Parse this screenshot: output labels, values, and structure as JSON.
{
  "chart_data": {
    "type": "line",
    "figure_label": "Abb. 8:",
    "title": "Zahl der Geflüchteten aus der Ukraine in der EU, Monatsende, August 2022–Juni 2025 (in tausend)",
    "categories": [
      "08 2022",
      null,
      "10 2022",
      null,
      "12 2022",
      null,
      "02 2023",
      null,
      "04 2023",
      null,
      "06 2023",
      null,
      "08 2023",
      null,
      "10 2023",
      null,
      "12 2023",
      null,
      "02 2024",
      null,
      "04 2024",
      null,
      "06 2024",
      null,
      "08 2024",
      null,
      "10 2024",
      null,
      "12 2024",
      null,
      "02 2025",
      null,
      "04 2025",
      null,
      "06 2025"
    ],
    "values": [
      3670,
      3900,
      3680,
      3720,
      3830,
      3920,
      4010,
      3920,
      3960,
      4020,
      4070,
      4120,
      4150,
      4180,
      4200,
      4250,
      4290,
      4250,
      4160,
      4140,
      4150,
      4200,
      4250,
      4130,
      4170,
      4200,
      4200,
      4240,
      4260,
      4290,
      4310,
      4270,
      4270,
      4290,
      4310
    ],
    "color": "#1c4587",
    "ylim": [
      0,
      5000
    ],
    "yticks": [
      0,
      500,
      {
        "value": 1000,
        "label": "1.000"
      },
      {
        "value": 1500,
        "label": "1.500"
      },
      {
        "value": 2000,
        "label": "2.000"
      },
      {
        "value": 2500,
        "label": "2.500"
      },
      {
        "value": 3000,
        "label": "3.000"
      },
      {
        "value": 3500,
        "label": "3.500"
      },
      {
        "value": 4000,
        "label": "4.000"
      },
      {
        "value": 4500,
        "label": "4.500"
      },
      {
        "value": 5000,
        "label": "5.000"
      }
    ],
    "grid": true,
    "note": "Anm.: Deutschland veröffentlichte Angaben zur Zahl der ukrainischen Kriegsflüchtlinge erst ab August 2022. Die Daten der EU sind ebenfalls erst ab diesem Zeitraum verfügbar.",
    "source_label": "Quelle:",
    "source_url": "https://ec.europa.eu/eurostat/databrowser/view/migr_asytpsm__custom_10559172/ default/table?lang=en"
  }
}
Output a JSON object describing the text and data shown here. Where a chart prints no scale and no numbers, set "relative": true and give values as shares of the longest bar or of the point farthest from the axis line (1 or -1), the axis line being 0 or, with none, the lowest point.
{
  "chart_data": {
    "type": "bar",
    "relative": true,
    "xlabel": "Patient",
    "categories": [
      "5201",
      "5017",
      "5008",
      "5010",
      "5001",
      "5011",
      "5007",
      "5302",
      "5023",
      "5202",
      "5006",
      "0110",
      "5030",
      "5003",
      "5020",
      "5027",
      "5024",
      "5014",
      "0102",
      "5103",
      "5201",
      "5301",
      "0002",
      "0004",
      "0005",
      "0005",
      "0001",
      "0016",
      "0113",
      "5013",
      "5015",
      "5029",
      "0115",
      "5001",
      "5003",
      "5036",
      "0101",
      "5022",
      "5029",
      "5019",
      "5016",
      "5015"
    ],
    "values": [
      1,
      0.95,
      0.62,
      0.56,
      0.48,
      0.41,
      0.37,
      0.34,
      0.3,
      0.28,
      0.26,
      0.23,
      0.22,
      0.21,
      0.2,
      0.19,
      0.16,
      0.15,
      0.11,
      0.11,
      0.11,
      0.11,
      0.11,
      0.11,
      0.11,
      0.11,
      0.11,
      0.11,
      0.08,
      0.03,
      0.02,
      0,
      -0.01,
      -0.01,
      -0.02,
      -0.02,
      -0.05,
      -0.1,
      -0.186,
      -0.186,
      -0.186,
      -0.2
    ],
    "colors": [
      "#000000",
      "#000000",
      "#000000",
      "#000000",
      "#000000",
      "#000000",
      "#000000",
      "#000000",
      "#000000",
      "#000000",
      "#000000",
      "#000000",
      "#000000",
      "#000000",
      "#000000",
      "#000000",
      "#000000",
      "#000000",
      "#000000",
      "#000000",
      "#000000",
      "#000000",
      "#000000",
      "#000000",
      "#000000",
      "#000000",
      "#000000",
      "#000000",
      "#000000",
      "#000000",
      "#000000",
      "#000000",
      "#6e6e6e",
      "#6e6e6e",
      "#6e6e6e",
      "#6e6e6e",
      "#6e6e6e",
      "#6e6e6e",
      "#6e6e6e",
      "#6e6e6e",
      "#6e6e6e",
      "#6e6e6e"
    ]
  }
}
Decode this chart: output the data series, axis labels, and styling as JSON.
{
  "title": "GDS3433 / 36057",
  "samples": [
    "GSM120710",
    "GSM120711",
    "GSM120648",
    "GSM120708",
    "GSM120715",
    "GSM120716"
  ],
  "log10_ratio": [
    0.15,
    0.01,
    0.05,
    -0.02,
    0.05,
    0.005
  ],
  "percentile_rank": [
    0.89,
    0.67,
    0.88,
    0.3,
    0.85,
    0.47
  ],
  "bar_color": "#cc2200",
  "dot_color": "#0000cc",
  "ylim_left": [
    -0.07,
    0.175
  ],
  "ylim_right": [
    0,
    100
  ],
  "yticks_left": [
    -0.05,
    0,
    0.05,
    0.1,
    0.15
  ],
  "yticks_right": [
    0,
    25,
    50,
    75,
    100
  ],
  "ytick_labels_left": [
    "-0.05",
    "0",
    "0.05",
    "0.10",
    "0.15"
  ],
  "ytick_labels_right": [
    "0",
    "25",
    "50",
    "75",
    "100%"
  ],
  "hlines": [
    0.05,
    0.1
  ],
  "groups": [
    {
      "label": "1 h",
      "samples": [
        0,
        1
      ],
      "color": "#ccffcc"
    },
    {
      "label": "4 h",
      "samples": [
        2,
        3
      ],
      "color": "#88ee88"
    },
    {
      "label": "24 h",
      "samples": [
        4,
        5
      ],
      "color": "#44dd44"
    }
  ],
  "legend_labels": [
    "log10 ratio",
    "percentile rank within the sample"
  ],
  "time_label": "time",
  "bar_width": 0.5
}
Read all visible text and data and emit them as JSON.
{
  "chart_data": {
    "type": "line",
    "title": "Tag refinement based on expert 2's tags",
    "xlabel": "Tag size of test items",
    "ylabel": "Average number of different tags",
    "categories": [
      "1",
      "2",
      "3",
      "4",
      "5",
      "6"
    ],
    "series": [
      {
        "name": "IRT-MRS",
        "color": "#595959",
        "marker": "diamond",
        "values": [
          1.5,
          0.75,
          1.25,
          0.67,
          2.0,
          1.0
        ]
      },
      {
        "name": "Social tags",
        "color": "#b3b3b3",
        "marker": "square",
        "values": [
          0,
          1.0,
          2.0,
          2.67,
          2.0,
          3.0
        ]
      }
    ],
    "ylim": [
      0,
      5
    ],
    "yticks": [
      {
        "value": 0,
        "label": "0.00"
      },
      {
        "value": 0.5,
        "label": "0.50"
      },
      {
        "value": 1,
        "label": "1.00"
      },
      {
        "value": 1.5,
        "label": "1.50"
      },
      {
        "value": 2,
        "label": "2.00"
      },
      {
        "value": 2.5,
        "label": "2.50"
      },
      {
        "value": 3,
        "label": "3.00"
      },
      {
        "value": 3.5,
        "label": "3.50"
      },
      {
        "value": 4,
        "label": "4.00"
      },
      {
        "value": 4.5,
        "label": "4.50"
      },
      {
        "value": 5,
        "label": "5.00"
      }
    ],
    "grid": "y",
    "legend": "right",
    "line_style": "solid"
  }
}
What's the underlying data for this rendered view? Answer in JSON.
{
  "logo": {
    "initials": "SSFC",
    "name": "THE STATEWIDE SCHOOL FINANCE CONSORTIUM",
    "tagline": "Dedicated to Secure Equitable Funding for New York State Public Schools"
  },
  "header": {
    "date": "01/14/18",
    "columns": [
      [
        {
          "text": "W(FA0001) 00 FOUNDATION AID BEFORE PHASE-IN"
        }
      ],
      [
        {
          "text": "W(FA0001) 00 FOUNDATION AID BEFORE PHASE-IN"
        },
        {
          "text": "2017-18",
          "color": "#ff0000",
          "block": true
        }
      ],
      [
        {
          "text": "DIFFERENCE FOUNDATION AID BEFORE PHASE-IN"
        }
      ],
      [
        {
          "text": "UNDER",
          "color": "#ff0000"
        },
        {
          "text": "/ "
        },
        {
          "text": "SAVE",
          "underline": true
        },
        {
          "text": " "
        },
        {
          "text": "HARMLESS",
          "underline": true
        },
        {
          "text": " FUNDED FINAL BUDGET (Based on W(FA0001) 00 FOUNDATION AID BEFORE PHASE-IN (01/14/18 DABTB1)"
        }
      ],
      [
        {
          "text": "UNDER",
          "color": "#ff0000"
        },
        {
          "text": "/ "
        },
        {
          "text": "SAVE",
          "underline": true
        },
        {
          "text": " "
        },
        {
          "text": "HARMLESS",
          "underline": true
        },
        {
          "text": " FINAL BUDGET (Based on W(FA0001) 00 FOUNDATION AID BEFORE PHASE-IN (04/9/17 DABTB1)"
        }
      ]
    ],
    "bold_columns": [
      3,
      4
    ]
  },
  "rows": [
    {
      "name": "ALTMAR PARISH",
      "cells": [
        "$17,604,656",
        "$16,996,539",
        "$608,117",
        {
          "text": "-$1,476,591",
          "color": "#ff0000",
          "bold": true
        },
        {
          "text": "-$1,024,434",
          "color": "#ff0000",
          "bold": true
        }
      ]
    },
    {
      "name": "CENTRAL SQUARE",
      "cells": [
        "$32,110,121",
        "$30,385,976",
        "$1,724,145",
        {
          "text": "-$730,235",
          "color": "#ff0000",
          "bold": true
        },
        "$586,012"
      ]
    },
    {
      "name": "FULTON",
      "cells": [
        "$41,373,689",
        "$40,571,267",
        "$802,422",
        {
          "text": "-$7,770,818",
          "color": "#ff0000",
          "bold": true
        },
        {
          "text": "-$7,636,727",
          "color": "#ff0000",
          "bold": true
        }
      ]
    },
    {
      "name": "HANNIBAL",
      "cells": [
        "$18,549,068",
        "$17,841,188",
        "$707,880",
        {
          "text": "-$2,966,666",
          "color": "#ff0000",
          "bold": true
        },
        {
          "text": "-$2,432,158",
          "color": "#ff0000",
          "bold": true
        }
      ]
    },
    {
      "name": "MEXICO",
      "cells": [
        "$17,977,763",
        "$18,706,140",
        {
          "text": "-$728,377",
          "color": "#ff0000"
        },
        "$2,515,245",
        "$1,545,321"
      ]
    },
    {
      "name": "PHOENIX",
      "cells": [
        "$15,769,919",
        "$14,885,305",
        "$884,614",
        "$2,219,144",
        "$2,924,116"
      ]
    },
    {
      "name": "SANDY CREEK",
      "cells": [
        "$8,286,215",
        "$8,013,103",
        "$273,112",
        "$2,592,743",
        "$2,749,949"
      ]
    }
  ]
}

----------------

> **Description of the task**: Using the records above, find and show each line with the string "August".

> **Result of the exercise**:
    "title": "Zahl der Geflüchteten aus der Ukraine in der EU, Monatsende, August 2022–Juni 2025 (in tausend)",
    "note": "Anm.: Deutschland veröffentlichte Angaben zur Zahl der ukrainischen Kriegsflüchtlinge erst ab August 2022. Die Daten der EU sind ebenfalls erst ab diesem Zeitraum verfügbar.",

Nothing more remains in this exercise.